Excerpt provided:
╔══

How important is Project alignment

The NAO/Cabinet Office issued a list of common causes of project failure in 2004, and reissued it, unchanged, in 2012.  The first item on the list is alignment, or “lack of clear links between the project and the organisation’s key strategic priorities, including agreed measures of success”.  This article considers some alignment factors which can affect the likelihood of positive outcomes for construction projects.

Traditionally, the client’s requirements for a construction project were spelt out to the project team in suites of tender documents, which eventually became the contracts between the client and the team members.  Since the 1990’s, the industry has taken forward the ideas in the Latham and Egan reports, notably the need to move away from adversarial contracts and conduct, and the need for all project team members to place the client’s needs at the forefront of their minds.

The CDM Regulations 2015 rightly emphasise the duties of clients in arranging projects from the outset in such a way as to ensure that risks to health and safety are properly controlled.  In that vein, a frequent cause of accidents has been found to be a lack of a clear and common understanding between members of a work group.  Not only do the people involved need a clear understanding of what is required, they each need the same understanding.  This principle should apply to all areas where alignment is a key to success, but in what areas is alignment needed?

Three of Kipling’s six honest serving-men, What, Where and When, could be thought of as representing “hard”, task-centred issues, such as “build a bridge to current standards over the Thames at Gravesend by the end of 2030”.  The other three, Who, How and Why, could be taken to represent “soft”, or people-centred ones, such as “using the cheapest, best engineers in the world, working collaboratively, in order to improve traffic flows around east London”.  In practice, of course, the issues may not be so clear cut.  Traditionally, requirements for hard construction issues were spelt out in contract specifications, whereas those for soft ones could sometimes only be inferred.  Since projects are delivered by teams of people, at least as much effort needs to be put into the alignment of project teams on soft issues as on hard ones.

Business imperatives can lead clients to drive project teams to start detailed design and construction sooner than might, with the benefit of hindsight, be found to have given the best outcome.  Small projects can be prone to concerns about proportionality, but can face many of the same issues as major programmes. Thus, outline project appraisals should allow for adequate development to take place before significant resources are committed.  Various tools, such as the OGC Gateway Review process, BS 11000 2010 (Collaborative Business Relationships) and the RIBA Plan of Work 2013, have been developed to help to identify and manage hard and soft issues, including those which arise during the development phase.

One starting point could be for the client to set out its mission statement and its requirements, numerately but without too much detail, in a Client Brief for a project or construction manager (“the PM”).  The client should not only set key outputs for hard deliverables, but should also consider soft issues, such as how to align the interests of the team members (including the client), whilst using behaviours which support the client’s overall goals.  A Client Brief could call for the preparation of a number of strategies whereby the PM reflects to the client, for its approval, the way the PM proposes to fulfil the requirements of the brief, giving more detail and perhaps some subsidiary targets.  The Client Brief and the strategies might be revised from time to time, and input from other team members, when appointed, should be sought in turn, as part of their alignment.

╚══

Excerpted records:
╔══

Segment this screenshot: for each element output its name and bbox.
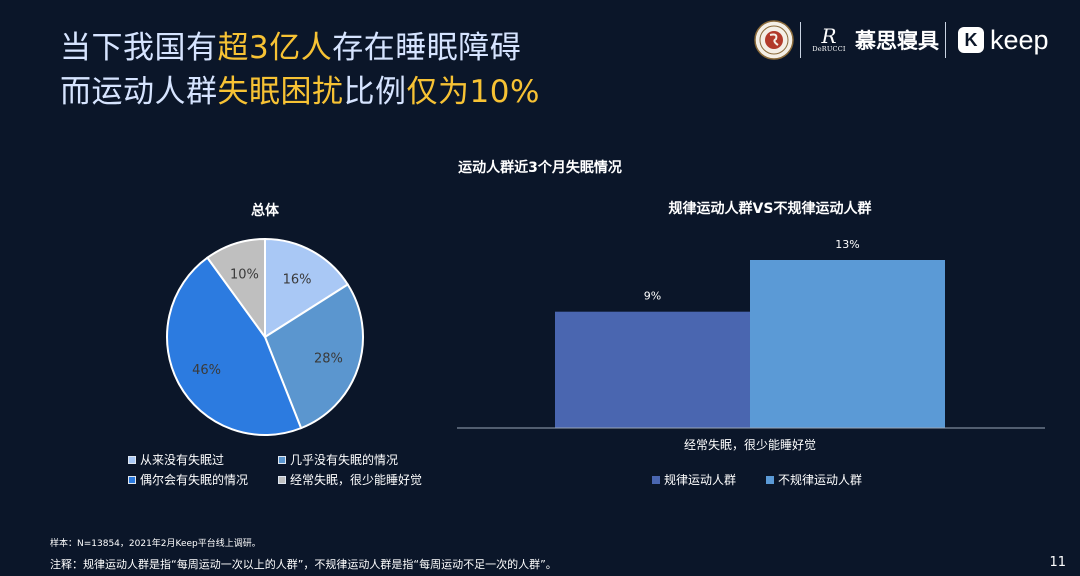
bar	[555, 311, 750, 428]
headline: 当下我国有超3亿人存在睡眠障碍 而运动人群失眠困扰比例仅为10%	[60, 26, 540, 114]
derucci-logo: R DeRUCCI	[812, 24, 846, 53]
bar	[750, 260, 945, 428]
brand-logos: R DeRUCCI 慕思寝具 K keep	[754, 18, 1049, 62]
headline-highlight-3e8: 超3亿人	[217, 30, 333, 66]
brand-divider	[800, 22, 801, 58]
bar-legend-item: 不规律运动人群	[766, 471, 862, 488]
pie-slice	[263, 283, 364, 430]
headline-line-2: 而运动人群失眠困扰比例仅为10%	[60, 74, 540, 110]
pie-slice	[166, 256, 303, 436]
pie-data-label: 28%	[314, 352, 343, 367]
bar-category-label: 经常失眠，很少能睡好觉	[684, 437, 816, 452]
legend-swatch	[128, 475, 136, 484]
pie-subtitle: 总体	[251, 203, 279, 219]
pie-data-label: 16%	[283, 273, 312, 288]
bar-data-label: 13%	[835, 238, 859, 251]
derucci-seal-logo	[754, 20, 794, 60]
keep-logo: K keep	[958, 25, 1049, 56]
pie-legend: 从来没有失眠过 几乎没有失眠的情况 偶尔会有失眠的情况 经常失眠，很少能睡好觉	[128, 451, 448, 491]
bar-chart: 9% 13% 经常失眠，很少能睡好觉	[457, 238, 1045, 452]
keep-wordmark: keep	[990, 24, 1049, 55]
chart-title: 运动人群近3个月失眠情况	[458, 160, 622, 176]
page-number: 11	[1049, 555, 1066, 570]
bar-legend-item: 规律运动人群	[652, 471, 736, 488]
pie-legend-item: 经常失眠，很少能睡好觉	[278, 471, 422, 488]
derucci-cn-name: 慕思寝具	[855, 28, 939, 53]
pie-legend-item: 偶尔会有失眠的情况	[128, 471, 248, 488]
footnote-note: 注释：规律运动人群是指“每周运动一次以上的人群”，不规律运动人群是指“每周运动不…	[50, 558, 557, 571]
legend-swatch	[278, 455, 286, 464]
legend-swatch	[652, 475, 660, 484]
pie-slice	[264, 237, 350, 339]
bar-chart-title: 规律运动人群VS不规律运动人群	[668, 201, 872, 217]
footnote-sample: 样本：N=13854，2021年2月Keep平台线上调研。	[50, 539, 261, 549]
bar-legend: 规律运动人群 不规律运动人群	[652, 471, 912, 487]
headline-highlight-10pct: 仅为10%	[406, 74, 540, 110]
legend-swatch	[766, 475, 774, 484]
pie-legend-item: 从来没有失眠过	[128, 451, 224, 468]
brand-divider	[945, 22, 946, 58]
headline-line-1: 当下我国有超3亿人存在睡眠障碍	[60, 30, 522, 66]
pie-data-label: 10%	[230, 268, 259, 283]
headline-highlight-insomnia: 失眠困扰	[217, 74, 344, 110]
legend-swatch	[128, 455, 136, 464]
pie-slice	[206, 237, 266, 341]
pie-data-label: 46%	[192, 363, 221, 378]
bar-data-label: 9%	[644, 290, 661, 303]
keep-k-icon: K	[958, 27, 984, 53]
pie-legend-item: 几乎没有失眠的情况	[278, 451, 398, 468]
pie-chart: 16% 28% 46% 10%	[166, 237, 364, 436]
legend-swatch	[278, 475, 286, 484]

╚══
╔══

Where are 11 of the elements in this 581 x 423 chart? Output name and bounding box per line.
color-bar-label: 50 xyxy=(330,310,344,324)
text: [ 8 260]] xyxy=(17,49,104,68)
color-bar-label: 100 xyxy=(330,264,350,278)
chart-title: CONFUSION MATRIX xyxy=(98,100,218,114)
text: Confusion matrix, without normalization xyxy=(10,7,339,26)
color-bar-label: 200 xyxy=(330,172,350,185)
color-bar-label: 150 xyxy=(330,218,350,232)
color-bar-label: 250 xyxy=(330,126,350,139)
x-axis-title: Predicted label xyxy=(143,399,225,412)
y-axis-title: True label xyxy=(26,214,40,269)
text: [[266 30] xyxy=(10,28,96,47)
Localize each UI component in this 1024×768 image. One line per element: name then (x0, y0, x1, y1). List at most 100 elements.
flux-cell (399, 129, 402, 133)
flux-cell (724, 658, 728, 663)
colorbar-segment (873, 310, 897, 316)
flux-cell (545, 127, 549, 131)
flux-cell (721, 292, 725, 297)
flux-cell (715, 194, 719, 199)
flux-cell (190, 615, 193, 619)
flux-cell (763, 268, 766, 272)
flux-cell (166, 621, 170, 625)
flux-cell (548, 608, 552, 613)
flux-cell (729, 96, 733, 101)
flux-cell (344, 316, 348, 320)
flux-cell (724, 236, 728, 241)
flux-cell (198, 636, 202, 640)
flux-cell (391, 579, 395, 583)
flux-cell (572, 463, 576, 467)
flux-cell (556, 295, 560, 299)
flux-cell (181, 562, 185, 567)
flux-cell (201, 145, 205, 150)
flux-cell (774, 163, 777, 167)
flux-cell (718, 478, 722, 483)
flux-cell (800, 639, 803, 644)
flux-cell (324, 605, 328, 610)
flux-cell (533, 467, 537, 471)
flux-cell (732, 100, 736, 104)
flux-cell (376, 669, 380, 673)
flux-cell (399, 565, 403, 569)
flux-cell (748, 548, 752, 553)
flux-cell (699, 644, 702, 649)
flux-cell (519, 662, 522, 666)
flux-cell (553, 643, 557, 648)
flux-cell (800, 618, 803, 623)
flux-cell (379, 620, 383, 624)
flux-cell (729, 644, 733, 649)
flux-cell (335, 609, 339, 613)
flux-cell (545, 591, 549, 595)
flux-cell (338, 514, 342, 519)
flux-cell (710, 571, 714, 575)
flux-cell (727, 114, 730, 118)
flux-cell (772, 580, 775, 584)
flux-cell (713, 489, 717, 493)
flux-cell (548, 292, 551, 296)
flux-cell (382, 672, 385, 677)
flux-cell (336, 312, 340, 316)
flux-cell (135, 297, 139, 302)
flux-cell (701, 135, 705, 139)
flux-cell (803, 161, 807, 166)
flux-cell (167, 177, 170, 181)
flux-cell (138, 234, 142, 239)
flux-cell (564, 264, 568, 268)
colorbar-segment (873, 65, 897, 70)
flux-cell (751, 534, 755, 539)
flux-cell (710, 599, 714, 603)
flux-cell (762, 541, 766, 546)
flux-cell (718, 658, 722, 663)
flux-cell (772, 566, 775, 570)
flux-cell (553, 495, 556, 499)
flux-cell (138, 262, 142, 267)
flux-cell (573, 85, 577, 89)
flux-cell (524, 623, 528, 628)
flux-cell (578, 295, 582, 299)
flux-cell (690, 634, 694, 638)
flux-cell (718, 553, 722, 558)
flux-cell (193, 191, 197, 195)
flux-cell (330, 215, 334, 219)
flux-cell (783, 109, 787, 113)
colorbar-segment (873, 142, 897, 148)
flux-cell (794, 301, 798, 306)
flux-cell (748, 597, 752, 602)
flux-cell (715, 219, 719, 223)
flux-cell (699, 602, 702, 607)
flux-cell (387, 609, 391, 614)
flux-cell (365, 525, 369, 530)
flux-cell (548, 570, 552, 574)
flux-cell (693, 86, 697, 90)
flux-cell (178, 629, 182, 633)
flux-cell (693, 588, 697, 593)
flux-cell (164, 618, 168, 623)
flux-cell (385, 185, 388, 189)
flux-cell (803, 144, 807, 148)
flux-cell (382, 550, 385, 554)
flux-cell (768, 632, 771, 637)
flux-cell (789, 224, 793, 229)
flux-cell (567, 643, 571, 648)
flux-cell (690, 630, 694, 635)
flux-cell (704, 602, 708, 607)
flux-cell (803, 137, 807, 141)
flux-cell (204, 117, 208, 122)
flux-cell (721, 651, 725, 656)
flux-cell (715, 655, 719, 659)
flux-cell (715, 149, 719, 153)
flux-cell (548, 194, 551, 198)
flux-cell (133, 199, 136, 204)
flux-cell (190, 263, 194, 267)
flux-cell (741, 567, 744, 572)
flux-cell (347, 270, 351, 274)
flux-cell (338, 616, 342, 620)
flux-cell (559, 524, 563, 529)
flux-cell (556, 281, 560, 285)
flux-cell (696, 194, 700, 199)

╚══
╔══

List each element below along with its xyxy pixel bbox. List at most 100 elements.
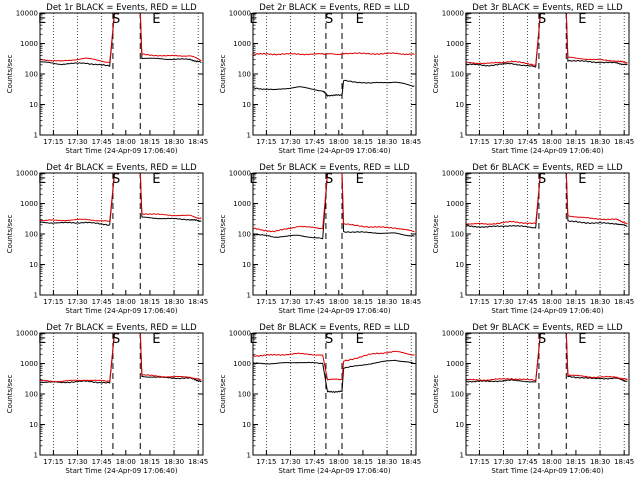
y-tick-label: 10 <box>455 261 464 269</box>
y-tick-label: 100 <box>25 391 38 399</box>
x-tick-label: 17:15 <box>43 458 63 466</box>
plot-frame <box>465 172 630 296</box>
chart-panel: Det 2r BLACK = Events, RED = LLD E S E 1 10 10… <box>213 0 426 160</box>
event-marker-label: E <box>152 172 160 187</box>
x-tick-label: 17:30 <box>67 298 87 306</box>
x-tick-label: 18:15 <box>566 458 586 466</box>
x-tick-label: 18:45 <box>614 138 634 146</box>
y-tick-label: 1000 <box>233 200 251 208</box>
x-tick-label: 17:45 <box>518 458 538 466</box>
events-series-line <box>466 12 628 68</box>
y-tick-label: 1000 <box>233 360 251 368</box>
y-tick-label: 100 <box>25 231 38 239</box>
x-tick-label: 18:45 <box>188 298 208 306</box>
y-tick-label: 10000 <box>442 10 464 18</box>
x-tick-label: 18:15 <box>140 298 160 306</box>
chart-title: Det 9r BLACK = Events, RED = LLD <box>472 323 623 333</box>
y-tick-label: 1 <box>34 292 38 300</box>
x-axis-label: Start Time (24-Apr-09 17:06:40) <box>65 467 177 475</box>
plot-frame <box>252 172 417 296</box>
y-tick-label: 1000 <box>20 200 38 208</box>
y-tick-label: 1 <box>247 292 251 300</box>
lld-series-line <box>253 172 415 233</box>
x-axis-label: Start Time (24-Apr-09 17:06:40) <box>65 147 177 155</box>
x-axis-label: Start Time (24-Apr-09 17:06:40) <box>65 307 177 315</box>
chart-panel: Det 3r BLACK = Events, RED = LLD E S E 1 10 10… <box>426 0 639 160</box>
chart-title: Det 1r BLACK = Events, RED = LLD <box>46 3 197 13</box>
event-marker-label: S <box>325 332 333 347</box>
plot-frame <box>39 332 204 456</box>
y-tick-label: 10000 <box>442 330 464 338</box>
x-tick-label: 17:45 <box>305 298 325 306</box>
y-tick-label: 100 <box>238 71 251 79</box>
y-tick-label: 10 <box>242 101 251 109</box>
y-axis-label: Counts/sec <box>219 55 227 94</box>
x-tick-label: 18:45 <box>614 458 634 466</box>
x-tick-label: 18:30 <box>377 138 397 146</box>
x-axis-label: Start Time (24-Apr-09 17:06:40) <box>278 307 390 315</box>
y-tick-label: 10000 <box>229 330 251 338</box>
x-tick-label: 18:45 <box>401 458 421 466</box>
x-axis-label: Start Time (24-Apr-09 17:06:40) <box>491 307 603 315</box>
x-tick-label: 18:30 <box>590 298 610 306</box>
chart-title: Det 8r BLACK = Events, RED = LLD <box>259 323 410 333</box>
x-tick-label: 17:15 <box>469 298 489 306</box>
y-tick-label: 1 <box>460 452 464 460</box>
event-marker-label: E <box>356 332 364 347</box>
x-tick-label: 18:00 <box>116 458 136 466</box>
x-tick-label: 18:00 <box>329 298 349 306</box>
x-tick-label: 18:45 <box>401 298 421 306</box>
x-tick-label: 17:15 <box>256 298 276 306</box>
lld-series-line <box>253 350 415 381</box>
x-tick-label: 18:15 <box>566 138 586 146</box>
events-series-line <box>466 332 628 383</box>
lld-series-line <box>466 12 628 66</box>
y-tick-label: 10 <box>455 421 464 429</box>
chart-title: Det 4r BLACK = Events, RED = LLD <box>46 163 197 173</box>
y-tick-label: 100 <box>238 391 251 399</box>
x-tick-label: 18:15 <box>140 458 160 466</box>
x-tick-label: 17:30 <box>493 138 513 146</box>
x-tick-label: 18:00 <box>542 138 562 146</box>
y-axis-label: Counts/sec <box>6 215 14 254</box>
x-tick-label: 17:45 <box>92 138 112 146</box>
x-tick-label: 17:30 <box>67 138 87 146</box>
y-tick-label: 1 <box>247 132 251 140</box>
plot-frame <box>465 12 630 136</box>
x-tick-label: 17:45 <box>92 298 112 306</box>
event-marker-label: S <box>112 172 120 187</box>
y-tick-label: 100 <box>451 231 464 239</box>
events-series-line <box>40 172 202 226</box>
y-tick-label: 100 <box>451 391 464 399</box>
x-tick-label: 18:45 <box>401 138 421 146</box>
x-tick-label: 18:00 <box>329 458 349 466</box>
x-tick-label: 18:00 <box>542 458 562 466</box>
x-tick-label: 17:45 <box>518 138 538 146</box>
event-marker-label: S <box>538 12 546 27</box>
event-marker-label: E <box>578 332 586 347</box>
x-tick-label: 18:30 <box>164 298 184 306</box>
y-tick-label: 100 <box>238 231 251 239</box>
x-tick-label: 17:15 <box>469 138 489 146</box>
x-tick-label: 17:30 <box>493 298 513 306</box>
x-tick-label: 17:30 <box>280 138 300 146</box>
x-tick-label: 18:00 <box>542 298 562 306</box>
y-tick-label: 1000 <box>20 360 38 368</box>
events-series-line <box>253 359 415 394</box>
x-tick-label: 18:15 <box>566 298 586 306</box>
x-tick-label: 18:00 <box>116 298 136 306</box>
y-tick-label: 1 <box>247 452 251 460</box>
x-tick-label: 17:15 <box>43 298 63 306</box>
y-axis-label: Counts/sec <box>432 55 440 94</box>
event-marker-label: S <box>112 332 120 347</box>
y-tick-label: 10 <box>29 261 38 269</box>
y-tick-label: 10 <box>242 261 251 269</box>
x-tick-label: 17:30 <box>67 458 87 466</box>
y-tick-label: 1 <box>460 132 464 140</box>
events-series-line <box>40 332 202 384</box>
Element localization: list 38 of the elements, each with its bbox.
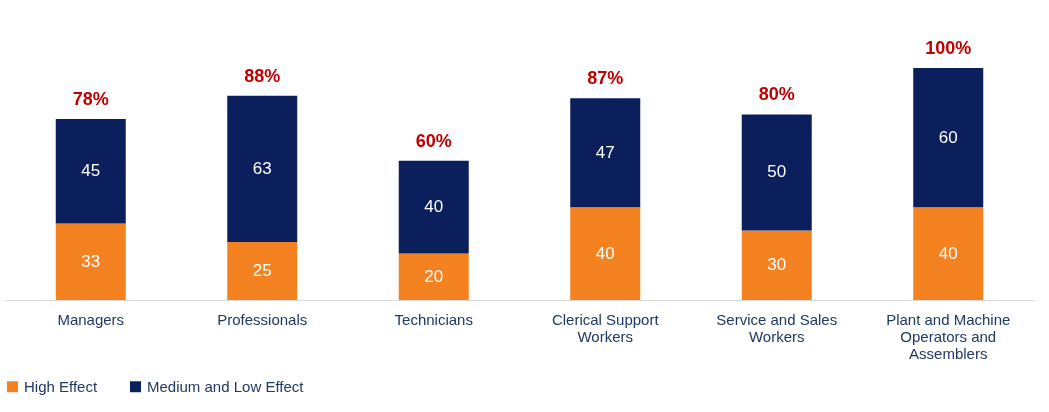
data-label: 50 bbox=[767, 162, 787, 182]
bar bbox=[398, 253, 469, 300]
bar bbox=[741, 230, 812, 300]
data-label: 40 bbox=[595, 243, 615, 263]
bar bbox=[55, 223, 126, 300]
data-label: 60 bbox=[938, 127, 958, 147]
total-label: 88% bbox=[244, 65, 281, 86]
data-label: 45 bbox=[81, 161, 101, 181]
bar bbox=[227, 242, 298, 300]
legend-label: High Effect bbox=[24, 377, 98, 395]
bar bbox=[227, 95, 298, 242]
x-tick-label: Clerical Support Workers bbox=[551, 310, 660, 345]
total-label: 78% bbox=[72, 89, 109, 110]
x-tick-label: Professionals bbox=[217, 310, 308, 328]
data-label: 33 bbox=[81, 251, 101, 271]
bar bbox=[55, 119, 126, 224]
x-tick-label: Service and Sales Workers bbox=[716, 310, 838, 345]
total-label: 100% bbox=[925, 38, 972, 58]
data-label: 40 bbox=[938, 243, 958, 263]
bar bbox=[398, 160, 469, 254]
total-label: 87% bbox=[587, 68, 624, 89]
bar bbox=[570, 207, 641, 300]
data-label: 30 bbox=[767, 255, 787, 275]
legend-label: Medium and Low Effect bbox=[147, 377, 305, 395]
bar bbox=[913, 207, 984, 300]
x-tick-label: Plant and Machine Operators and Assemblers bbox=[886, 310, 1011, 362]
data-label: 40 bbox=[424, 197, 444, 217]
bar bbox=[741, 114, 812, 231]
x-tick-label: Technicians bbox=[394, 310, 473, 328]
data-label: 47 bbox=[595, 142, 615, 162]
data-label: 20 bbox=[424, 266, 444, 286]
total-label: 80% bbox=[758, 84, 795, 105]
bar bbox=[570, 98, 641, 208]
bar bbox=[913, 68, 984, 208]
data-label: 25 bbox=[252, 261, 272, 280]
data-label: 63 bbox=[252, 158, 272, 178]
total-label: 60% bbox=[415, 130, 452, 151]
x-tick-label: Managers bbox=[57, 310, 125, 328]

╚══

Written exercise 1:
Return the passage of the article on project alignment from "One starting point" up to and including "of their alignment.".
Written exercise 2:
According to the article on project alignment, in which years did the NAO/Cabinet Office issue its list of common causes of project failure?
Written exercise 3:
Write what comes next in the article on project alignment, picking up after its final sentence.
The lines have no connection to the article on project alignment.

Final result 1:
One starting point could be for the client to set out its mission statement and its requirements, numerately but without too much detail, in a Client Brief for a project or construction manager (“the PM”).  The client should not only set key outputs for hard deliverables, but should also consider soft issues, such as how to align the interests of the team members (including the client), whilst using behaviours which support the client’s overall goals.  A Client Brief could call for the preparation of a number of strategies whereby the PM reflects to the client, for its approval, the way the PM proposes to fulfil the requirements of the brief, giving more detail and perhaps some subsidiary targets.  The Client Brief and the strategies might be revised from time to time, and input from other team members, when appointed, should be sought in turn, as part of their alignment.

Final result 2:
It issued the list in 2004 and reissued it, unchanged, in 2012.

Final result 3:
Such strategies should respond not only to the means of achieving the hard targets, but they should also address the hard and soft questions about how the project will be procured and delivered.  For example, how would the project team be incentivised to manage risks and make the best of opportunities?  The targets should relate to the whole life of the assets to be created or altered by the project.  If everyone is to understand what success looks like, then targets should include performance criteria and high-level quality and environmental requirements.  Not least, provision should be made for assurance that the success criteria in the client’s business case will be achieved and demonstrated, balancing the needs for commercial confidentiality and alignment.

Stakeholder confidence and the management of expectations can often be key issues, and giving people reasons why requirements are necessary can enhance the understanding of the bigger picture, thereby improving performance.  One of the strategies should consider how the project team (including the client) are to work and communicate with each other, and how and to what extent they will communicate with other stakeholders and not least, with the corporate management of each team member’s firm.  Following the dictum of Plan – Do – Review, forecasting, review and governance arrangements should be established for both hard and soft issues so that the project can be demonstrably kept on track.  To that end, the team should understand the levels of delegated authority required to sanction change, the processes to be used and the time required for decisions, all of which should support the project’s needs to be agile as events unfold.

This is not intended to be a comprehensive list of matters to consider, as every project has its own characteristics, challenges and opportunities.  Nonetheless, projects are delivered by teams of people, and therefore soft issues are at least as important as hard ones. Furthermore, the cost and time spent in the early development of a construction project should be balanced against the risk that it will go awry due to lack of alignment.

 

Bob Crease MSc CEng FICE FCIArb FPWI

May 2016

Bob Crease was employed by the client organisation on the Channel Tunnel Rail Link Project (now called High Speed 1) from 1998 to 2007.  When he left at the end of construction on time and within the budget of £5.4bn, he was Executive Director of CTRL (UK) Ltd.  He now practises as a construction adjudicator and independent consultant, and is a member of the Resolex RADAR Panel.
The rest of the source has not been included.